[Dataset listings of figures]
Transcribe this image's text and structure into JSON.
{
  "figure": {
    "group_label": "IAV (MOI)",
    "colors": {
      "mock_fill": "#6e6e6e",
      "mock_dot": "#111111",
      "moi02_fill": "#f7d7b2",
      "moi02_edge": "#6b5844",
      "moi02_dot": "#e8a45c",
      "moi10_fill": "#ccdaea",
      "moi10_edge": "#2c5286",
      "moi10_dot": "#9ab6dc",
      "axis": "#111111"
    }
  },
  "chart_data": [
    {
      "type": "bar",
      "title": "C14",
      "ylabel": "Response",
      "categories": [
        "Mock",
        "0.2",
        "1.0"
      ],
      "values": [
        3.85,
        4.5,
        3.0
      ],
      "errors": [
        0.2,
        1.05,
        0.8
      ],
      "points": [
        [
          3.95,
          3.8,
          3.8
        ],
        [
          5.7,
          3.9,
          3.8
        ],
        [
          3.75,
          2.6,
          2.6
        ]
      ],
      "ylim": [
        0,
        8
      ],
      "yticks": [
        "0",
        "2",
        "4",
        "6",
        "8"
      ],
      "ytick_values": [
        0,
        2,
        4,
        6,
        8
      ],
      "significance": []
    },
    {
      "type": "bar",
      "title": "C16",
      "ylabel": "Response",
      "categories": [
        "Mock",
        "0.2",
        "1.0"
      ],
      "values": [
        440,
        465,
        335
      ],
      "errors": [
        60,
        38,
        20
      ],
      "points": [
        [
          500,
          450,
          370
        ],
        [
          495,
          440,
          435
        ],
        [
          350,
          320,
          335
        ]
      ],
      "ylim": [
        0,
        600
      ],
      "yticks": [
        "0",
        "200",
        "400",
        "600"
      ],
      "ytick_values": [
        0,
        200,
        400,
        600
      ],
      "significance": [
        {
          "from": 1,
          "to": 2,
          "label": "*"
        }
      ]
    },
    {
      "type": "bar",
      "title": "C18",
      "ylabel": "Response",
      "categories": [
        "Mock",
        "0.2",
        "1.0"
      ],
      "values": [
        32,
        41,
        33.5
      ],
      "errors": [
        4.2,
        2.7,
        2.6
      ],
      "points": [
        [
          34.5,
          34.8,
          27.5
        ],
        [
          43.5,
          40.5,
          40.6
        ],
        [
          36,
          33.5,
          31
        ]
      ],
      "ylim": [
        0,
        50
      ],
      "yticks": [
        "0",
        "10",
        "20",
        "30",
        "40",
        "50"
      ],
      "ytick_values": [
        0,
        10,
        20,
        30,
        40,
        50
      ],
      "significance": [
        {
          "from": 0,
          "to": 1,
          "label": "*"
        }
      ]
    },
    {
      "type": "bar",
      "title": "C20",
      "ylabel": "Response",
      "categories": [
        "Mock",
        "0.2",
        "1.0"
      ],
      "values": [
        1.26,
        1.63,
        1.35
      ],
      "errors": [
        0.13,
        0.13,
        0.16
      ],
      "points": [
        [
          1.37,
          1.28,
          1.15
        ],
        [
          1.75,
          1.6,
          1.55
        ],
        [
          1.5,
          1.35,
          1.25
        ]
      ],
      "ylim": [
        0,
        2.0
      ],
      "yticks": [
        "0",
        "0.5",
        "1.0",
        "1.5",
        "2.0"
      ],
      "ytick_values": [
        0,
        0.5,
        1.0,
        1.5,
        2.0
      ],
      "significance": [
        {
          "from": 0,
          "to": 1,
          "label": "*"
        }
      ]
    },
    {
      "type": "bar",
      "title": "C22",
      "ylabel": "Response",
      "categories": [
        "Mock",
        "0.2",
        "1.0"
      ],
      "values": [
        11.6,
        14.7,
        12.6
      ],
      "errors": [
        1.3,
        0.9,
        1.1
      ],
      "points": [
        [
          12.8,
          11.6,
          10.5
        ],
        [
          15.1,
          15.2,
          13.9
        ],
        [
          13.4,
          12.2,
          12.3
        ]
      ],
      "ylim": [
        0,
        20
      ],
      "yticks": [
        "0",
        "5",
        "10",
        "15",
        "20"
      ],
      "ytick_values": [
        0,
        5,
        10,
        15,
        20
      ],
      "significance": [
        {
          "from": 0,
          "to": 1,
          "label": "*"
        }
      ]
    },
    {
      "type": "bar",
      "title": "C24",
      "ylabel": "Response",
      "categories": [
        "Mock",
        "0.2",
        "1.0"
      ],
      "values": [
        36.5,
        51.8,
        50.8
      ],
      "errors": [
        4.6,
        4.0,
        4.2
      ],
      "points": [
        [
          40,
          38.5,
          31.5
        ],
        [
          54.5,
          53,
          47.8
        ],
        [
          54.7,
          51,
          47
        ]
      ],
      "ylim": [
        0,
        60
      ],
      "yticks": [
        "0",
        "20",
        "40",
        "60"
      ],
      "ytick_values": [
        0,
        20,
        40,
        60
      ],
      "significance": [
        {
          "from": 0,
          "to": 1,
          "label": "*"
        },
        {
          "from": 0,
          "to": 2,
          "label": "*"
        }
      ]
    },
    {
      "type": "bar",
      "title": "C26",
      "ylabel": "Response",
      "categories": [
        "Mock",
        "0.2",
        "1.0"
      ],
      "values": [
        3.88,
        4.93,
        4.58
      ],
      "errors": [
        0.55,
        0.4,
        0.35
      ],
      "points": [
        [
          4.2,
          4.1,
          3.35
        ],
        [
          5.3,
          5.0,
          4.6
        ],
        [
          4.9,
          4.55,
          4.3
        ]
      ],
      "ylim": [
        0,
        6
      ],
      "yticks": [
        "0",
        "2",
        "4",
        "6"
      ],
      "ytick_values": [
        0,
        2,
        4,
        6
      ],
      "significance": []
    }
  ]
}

- Required task
Repeat the records above in full, character for character.

- Written answer
Transcribe this image's text and structure into JSON.
{
  "figure": {
    "group_label": "IAV (MOI)",
    "colors": {
      "mock_fill": "#6e6e6e",
      "mock_dot": "#111111",
      "moi02_fill": "#f7d7b2",
      "moi02_edge": "#6b5844",
      "moi02_dot": "#e8a45c",
      "moi10_fill": "#ccdaea",
      "moi10_edge": "#2c5286",
      "moi10_dot": "#9ab6dc",
      "axis": "#111111"
    }
  },
  "chart_data": [
    {
      "type": "bar",
      "title": "C14",
      "ylabel": "Response",
      "categories": [
        "Mock",
        "0.2",
        "1.0"
      ],
      "values": [
        3.85,
        4.5,
        3.0
      ],
      "errors": [
        0.2,
        1.05,
        0.8
      ],
      "points": [
        [
          3.95,
          3.8,
          3.8
        ],
        [
          5.7,
          3.9,
          3.8
        ],
        [
          3.75,
          2.6,
          2.6
        ]
      ],
      "ylim": [
        0,
        8
      ],
      "yticks": [
        "0",
        "2",
        "4",
        "6",
        "8"
      ],
      "ytick_values": [
        0,
        2,
        4,
        6,
        8
      ],
      "significance": []
    },
    {
      "type": "bar",
      "title": "C16",
      "ylabel": "Response",
      "categories": [
        "Mock",
        "0.2",
        "1.0"
      ],
      "values": [
        440,
        465,
        335
      ],
      "errors": [
        60,
        38,
        20
      ],
      "points": [
        [
          500,
          450,
          370
        ],
        [
          495,
          440,
          435
        ],
        [
          350,
          320,
          335
        ]
      ],
      "ylim": [
        0,
        600
      ],
      "yticks": [
        "0",
        "200",
        "400",
        "600"
      ],
      "ytick_values": [
        0,
        200,
        400,
        600
      ],
      "significance": [
        {
          "from": 1,
          "to": 2,
          "label": "*"
        }
      ]
    },
    {
      "type": "bar",
      "title": "C18",
      "ylabel": "Response",
      "categories": [
        "Mock",
        "0.2",
        "1.0"
      ],
      "values": [
        32,
        41,
        33.5
      ],
      "errors": [
        4.2,
        2.7,
        2.6
      ],
      "points": [
        [
          34.5,
          34.8,
          27.5
        ],
        [
          43.5,
          40.5,
          40.6
        ],
        [
          36,
          33.5,
          31
        ]
      ],
      "ylim": [
        0,
        50
      ],
      "yticks": [
        "0",
        "10",
        "20",
        "30",
        "40",
        "50"
      ],
      "ytick_values": [
        0,
        10,
        20,
        30,
        40,
        50
      ],
      "significance": [
        {
          "from": 0,
          "to": 1,
          "label": "*"
        }
      ]
    },
    {
      "type": "bar",
      "title": "C20",
      "ylabel": "Response",
      "categories": [
        "Mock",
        "0.2",
        "1.0"
      ],
      "values": [
        1.26,
        1.63,
        1.35
      ],
      "errors": [
        0.13,
        0.13,
        0.16
      ],
      "points": [
        [
          1.37,
          1.28,
          1.15
        ],
        [
          1.75,
          1.6,
          1.55
        ],
        [
          1.5,
          1.35,
          1.25
        ]
      ],
      "ylim": [
        0,
        2.0
      ],
      "yticks": [
        "0",
        "0.5",
        "1.0",
        "1.5",
        "2.0"
      ],
      "ytick_values": [
        0,
        0.5,
        1.0,
        1.5,
        2.0
      ],
      "significance": [
        {
          "from": 0,
          "to": 1,
          "label": "*"
        }
      ]
    },
    {
      "type": "bar",
      "title": "C22",
      "ylabel": "Response",
      "categories": [
        "Mock",
        "0.2",
        "1.0"
      ],
      "values": [
        11.6,
        14.7,
        12.6
      ],
      "errors": [
        1.3,
        0.9,
        1.1
      ],
      "points": [
        [
          12.8,
          11.6,
          10.5
        ],
        [
          15.1,
          15.2,
          13.9
        ],
        [
          13.4,
          12.2,
          12.3
        ]
      ],
      "ylim": [
        0,
        20
      ],
      "yticks": [
        "0",
        "5",
        "10",
        "15",
        "20"
      ],
      "ytick_values": [
        0,
        5,
        10,
        15,
        20
      ],
      "significance": [
        {
          "from": 0,
          "to": 1,
          "label": "*"
        }
      ]
    },
    {
      "type": "bar",
      "title": "C24",
      "ylabel": "Response",
      "categories": [
        "Mock",
        "0.2",
        "1.0"
      ],
      "values": [
        36.5,
        51.8,
        50.8
      ],
      "errors": [
        4.6,
        4.0,
        4.2
      ],
      "points": [
        [
          40,
          38.5,
          31.5
        ],
        [
          54.5,
          53,
          47.8
        ],
        [
          54.7,
          51,
          47
        ]
      ],
      "ylim": [
        0,
        60
      ],
      "yticks": [
        "0",
        "20",
        "40",
        "60"
      ],
      "ytick_values": [
        0,
        20,
        40,
        60
      ],
      "significance": [
        {
          "from": 0,
          "to": 1,
          "label": "*"
        },
        {
          "from": 0,
          "to": 2,
          "label": "*"
        }
      ]
    },
    {
      "type": "bar",
      "title": "C26",
      "ylabel": "Response",
      "categories": [
        "Mock",
        "0.2",
        "1.0"
      ],
      "values": [
        3.88,
        4.93,
        4.58
      ],
      "errors": [
        0.55,
        0.4,
        0.35
      ],
      "points": [
        [
          4.2,
          4.1,
          3.35
        ],
        [
          5.3,
          5.0,
          4.6
        ],
        [
          4.9,
          4.55,
          4.3
        ]
      ],
      "ylim": [
        0,
        6
      ],
      "yticks": [
        "0",
        "2",
        "4",
        "6"
      ],
      "ytick_values": [
        0,
        2,
        4,
        6
      ],
      "significance": []
    }
  ]
}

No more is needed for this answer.